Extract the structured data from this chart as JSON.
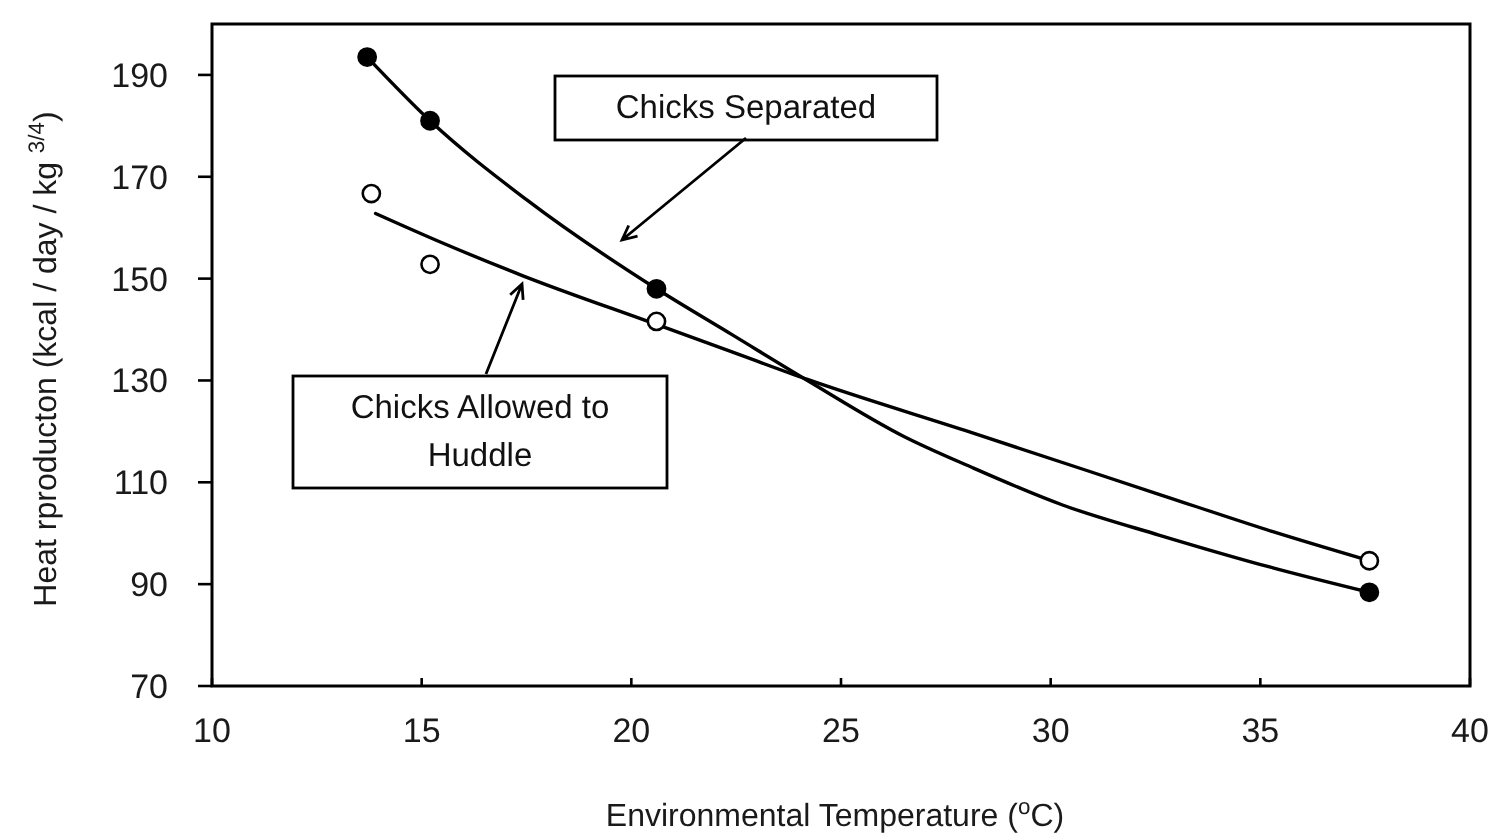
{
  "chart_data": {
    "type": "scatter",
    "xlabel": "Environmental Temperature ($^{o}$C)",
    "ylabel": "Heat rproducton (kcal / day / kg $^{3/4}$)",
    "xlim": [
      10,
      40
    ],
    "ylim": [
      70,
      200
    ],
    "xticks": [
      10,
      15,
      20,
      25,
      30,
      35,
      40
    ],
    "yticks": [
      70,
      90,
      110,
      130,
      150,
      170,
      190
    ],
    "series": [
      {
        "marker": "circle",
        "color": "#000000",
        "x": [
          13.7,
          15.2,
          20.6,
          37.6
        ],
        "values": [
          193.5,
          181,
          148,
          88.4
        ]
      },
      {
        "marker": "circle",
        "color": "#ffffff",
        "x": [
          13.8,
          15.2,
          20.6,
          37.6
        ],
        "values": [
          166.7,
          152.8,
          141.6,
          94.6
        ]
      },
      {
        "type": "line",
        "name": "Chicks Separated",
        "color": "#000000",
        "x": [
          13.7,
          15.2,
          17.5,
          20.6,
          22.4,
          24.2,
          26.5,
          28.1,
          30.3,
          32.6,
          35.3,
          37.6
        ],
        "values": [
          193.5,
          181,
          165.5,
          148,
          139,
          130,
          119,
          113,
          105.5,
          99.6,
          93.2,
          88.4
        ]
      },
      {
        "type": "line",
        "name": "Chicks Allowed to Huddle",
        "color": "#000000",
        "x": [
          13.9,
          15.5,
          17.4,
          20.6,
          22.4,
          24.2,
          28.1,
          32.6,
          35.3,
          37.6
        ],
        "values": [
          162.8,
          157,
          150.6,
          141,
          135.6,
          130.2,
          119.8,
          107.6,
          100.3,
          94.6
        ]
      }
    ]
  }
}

• Task requirements: Pull every line containing "name" out of the records.

• Result of this exercise:
        "name": "Chicks Separated",
        "name": "Chicks Allowed to Huddle",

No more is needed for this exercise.